**Written instruction:** Rewrite everything in the records from the line containing "Find all labels, buttons, inputs, and" down to the line containing "taiwan [884,664,919,736]", both included, as a numbered list without blank lines. Leave the pictures out of the list.

»»

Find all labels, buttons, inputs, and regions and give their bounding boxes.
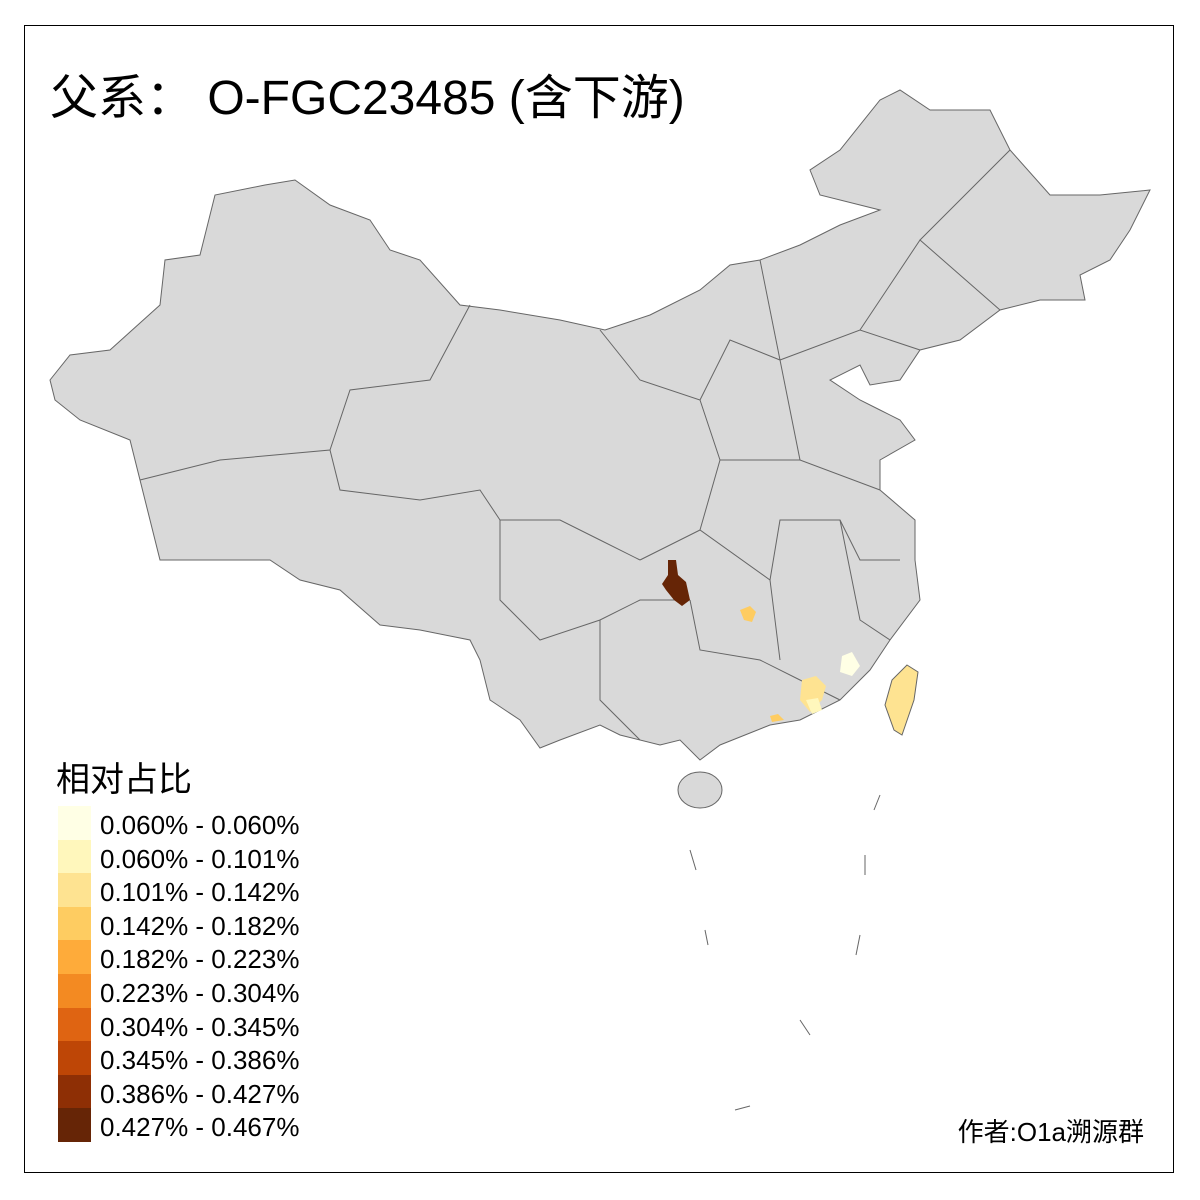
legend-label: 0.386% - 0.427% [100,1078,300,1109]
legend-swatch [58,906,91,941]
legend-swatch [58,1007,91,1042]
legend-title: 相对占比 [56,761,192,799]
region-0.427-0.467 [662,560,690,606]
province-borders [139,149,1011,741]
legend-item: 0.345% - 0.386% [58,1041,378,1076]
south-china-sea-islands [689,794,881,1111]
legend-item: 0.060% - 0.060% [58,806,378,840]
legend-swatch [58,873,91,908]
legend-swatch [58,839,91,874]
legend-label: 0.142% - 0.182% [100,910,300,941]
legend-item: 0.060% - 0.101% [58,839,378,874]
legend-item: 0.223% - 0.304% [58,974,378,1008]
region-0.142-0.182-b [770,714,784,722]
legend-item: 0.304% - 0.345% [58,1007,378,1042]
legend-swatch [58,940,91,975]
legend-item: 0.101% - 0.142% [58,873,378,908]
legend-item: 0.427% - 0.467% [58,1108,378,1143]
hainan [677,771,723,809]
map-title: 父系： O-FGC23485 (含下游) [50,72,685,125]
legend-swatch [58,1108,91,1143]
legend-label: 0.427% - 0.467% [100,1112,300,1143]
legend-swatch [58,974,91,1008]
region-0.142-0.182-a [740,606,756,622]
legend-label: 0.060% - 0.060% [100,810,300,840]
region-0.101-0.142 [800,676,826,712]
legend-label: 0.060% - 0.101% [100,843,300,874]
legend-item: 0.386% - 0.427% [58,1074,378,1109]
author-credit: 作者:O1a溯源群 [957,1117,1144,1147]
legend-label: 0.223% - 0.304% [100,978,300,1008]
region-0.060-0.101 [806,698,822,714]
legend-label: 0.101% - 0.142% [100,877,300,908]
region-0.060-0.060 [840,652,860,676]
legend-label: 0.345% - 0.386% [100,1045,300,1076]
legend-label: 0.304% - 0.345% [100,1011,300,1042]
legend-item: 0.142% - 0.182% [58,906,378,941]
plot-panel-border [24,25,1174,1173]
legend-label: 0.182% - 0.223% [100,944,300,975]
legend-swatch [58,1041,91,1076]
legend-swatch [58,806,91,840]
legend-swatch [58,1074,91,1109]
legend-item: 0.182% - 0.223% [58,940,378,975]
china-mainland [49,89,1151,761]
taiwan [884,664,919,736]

««
»»

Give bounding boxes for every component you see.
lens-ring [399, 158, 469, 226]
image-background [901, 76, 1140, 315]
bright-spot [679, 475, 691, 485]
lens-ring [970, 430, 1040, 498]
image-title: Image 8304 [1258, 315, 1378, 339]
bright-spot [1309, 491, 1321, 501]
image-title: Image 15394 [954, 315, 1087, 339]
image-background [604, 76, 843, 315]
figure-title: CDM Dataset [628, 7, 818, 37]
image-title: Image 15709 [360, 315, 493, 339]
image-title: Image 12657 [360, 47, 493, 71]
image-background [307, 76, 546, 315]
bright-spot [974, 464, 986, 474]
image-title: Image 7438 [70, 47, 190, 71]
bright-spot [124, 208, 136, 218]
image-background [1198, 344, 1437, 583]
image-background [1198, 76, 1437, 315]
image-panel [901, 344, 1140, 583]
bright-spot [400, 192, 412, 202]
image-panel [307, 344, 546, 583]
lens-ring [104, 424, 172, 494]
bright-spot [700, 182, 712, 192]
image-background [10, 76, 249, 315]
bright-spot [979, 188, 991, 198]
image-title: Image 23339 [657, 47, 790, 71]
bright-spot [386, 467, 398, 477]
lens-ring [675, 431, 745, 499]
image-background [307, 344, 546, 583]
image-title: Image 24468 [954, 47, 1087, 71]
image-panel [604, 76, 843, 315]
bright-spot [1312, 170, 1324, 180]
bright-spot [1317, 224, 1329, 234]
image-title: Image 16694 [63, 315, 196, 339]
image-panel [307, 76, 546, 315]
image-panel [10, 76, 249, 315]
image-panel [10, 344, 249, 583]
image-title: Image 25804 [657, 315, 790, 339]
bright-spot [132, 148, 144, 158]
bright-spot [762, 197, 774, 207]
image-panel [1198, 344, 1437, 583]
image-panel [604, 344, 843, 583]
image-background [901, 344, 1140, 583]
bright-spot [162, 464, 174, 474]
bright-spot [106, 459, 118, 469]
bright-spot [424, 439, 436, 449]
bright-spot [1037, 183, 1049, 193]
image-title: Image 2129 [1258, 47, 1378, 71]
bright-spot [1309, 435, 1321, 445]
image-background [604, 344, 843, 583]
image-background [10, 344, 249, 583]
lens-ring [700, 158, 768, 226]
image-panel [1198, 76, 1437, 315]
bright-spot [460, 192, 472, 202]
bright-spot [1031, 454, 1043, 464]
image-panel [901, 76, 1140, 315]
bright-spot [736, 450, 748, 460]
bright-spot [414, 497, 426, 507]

««

**Response:**
1. Find all labels, buttons, inputs, and regions and give their bounding boxes.
2. legend-label: 0.386% - 0.427% [100,1078,300,1109]
3. legend-swatch [58,906,91,941]
4. legend-swatch [58,1007,91,1042]
5. legend-title: 相对占比 [56,761,192,799]
6. region-0.427-0.467 [662,560,690,606]
7. province-borders [139,149,1011,741]
8. legend-item: 0.345% - 0.386% [58,1041,378,1076]
9. south-china-sea-islands [689,794,881,1111]
10. legend-item: 0.060% - 0.060% [58,806,378,840]
11. legend-swatch [58,873,91,908]
12. legend-swatch [58,839,91,874]
13. legend-label: 0.142% - 0.182% [100,910,300,941]
14. legend-item: 0.060% - 0.101% [58,839,378,874]
15. legend-item: 0.223% - 0.304% [58,974,378,1008]
16. region-0.142-0.182-b [770,714,784,722]
17. legend-item: 0.304% - 0.345% [58,1007,378,1042]
18. legend-swatch [58,940,91,975]
19. legend-item: 0.101% - 0.142% [58,873,378,908]
20. legend-item: 0.427% - 0.467% [58,1108,378,1143]
21. hainan [677,771,723,809]
22. map-title: 父系： O-FGC23485 (含下游) [50,72,685,125]
23. legend-swatch [58,1108,91,1143]
24. legend-label: 0.427% - 0.467% [100,1112,300,1143]
25. legend-swatch [58,974,91,1008]
26. region-0.142-0.182-a [740,606,756,622]
27. legend-label: 0.060% - 0.060% [100,810,300,840]
28. region-0.101-0.142 [800,676,826,712]
29. legend-label: 0.060% - 0.101% [100,843,300,874]
30. legend-item: 0.386% - 0.427% [58,1074,378,1109]
31. author-credit: 作者:O1a溯源群 [957,1117,1144,1147]
32. legend-label: 0.223% - 0.304% [100,978,300,1008]
33. region-0.060-0.101 [806,698,822,714]
34. legend-label: 0.101% - 0.142% [100,877,300,908]
35. region-0.060-0.060 [840,652,860,676]
36. legend-label: 0.345% - 0.386% [100,1045,300,1076]
37. legend-label: 0.304% - 0.345% [100,1011,300,1042]
38. legend-item: 0.142% - 0.182% [58,906,378,941]
39. plot-panel-border [24,25,1174,1173]
40. legend-label: 0.182% - 0.223% [100,944,300,975]
41. legend-swatch [58,1041,91,1076]
42. legend-swatch [58,806,91,840]
43. legend-swatch [58,1074,91,1109]
44. legend-item: 0.182% - 0.223% [58,940,378,975]
45. china-mainland [49,89,1151,761]
46. taiwan [884,664,919,736]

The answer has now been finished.